_YOUR TASK_
Go through the listing and return every line with "this" in it.

**** TASK INPUTS ****

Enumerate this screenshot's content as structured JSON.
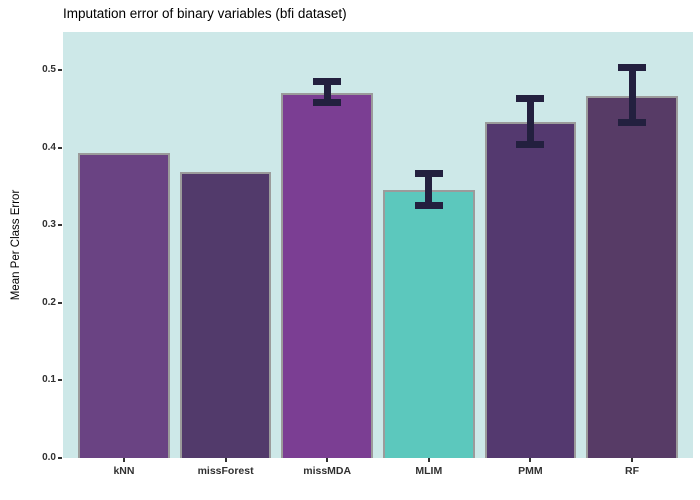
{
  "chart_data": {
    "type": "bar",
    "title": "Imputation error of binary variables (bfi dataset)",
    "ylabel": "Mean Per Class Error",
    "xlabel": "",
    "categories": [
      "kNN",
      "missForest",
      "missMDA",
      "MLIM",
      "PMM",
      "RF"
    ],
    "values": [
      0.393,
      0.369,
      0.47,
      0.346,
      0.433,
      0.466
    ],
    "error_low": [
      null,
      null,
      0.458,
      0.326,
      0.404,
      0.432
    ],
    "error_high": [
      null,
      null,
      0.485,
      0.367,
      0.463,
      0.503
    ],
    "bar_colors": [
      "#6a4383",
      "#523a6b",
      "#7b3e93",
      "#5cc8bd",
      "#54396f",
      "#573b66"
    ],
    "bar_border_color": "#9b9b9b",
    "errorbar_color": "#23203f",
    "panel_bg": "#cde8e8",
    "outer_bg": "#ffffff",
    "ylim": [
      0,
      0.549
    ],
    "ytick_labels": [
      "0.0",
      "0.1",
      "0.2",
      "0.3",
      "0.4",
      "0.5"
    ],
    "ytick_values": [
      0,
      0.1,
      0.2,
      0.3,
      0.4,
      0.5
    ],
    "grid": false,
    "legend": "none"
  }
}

****
**** TASK INPUTS ****

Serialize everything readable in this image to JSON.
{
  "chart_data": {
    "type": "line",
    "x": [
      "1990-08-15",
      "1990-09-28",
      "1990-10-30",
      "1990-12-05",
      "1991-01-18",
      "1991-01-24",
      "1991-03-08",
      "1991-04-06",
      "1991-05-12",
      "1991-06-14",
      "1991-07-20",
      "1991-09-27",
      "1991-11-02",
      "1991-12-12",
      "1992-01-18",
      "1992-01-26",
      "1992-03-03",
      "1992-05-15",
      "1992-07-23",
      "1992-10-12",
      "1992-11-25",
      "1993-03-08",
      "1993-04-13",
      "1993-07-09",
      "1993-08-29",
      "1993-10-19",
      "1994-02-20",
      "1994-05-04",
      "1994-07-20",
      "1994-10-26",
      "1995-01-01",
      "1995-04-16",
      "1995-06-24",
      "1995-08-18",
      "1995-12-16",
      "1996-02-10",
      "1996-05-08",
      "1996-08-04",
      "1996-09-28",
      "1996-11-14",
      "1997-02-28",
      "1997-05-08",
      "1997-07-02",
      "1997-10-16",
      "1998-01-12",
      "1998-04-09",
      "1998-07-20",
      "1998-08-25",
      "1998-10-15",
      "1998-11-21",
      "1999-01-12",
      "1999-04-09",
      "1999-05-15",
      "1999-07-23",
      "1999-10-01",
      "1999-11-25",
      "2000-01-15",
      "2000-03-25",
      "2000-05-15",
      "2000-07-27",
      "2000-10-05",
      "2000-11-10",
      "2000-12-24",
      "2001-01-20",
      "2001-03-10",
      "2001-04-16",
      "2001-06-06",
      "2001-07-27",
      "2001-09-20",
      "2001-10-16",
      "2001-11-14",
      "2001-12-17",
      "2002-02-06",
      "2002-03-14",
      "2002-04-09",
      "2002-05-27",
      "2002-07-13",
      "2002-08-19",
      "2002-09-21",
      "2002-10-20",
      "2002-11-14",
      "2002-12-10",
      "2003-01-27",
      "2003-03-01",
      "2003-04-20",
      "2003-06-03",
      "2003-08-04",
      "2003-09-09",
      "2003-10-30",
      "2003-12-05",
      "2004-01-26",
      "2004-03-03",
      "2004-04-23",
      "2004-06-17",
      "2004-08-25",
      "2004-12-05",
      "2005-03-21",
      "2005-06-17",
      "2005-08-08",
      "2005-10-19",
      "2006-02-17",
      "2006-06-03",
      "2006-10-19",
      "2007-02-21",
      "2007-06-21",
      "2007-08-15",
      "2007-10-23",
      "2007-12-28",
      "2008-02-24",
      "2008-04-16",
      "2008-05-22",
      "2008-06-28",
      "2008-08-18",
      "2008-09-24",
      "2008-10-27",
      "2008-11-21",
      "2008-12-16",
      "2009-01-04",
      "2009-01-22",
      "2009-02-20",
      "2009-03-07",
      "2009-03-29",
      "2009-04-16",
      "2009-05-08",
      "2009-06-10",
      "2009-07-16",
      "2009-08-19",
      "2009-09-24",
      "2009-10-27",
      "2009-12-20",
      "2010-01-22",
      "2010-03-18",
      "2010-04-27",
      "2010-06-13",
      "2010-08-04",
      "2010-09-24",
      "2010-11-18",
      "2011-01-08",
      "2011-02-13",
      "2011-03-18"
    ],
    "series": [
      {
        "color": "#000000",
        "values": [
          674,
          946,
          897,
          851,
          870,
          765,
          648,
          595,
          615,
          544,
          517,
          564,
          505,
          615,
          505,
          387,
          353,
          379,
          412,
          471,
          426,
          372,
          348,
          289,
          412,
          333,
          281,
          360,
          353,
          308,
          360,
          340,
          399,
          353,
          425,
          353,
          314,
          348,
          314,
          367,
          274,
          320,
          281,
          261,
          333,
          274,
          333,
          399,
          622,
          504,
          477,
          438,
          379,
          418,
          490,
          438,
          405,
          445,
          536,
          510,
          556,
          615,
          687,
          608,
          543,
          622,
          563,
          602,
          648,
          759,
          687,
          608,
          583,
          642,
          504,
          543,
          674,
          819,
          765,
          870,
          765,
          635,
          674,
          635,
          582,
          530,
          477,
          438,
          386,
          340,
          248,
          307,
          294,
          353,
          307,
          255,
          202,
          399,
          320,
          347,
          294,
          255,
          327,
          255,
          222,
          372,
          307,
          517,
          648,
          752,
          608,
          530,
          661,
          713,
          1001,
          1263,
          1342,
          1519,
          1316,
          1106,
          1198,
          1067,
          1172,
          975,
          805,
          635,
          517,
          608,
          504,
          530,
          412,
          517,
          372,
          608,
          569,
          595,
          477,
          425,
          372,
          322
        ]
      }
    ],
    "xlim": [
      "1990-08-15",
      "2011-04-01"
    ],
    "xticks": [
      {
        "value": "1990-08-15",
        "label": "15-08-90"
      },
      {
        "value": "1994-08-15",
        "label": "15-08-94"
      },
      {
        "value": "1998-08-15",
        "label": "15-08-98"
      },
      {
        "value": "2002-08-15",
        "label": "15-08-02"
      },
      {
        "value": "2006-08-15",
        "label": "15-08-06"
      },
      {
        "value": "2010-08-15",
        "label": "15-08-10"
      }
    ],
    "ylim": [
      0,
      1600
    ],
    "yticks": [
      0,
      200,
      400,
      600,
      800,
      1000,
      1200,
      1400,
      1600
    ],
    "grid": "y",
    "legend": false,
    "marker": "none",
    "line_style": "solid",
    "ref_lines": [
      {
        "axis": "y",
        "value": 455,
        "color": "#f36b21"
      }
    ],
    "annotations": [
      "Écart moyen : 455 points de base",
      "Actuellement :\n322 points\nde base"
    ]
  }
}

****

_TASK OUTPUT_
Enumerate this screenshot's content as structured JSON.
Serialize everything readable in this image to JSON.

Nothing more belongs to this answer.